La conclusion est la suivante :
l’essence des intelligences supérieures est double – esprit, « corps lumineux et éthéré » –
tandis que celle de l’homme est triple : âme, esprit, corps. « Ce triple principe constitue le
fondement de toute philosophie, et le système qui repose sur cette base n’est
autre que la philosophie de la vie ». L’énoncé est présenté par le
philosophe comme une vérité transparente à la simplicité impérieuse, « tirée de la vie même » et
échappant à toute complication théorique – ce qui peut amuser.
Ce développement permet enfin à Schlegel
d’indiquer le terrain sur lequel la philosophie de la vie pourra s’épanouir. Le
corps relevant selon lui exclusivement des sciences naturelles, la philosophie
est « science de la seule
conscience ; elle doit donc se soucier de l’âme et de l’esprit, et veiller
soigneusement à s’en tenir là. »
[1]
On voit avec cette image surgir, non sans un certain bonheur, l’imprégnation
romantique de l’auteur, d’autant plus que l’exemple livré dans le paragraphe
suivant est celui de l’attraction magnétique, autre manière d’évoquer le type
d’unité recherché par la philosophie de la vie. On ignore souvent en France que
la fécondité du romantisme allemand ne concerna pas uniquement l’art mais
également la recherche scientifique : physique et magnétisme avec Johannes
Wilhelm Ritter, psychologie avec Carl Gustav Carus, philologie avec Friedrich
Creuzer ou encore August Wilhelm Schlegel, le frère aîné de Friedrich…
[2]
Le traducteur estime que les théories évoquées ici, toujours implicitement,
sont celles de Condillac et de Rousseau.

[Données de départ]
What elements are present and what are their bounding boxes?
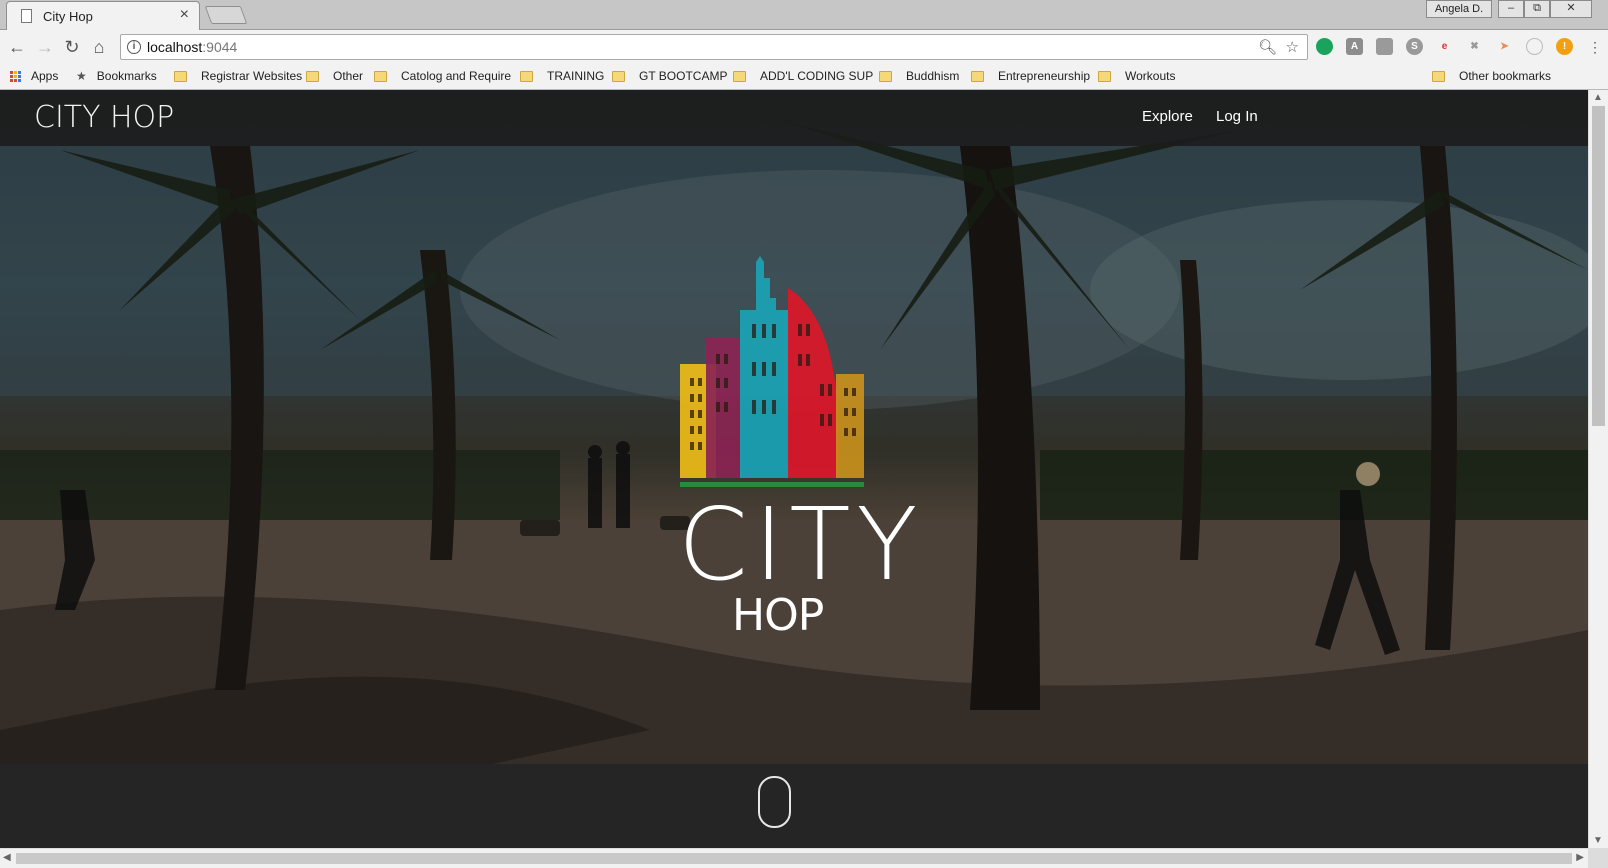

[Consignes à suivre]
1. D’après l’extrait, quels sont les trois principes qui composent l’essence de l’homme ?
2. Extrayez de l’extrait le passage compris entre « La conclusion est » et « qui peut amuser. », bornes incluses.
3. Dites si chacune de ces affirmations est conforme à l’extrait, en répondant par oui ou non et en citant les mots qui tranchent. (a) Pour Schlegel, le corps relève exclusivement des sciences naturelles. (b) L’exemple donné dans le paragraphe suivant est celui de l’attraction électrique. (c) August Wilhelm Schlegel est le frère cadet de Friedrich.

[Réponses par consigne]
1. L’âme, l’esprit et le corps.

2.
La conclusion est la suivante :
l’essence des intelligences supérieures est double – esprit, « corps lumineux et éthéré » –
tandis que celle de l’homme est triple : âme, esprit, corps. « Ce triple principe constitue le
fondement de toute philosophie, et le système qui repose sur cette base n’est
autre que la philosophie de la vie ». L’énoncé est présenté par le
philosophe comme une vérité transparente à la simplicité impérieuse, « tirée de la vie même » et
échappant à toute complication théorique – ce qui peut amuser.

3.
(a) Oui : « Le corps relevant selon lui exclusivement des sciences naturelles »
(b) Non : « l’exemple livré dans le paragraphe suivant est celui de l’attraction magnétique »
(c) Non : « August Wilhelm Schlegel, le frère aîné de Friedrich »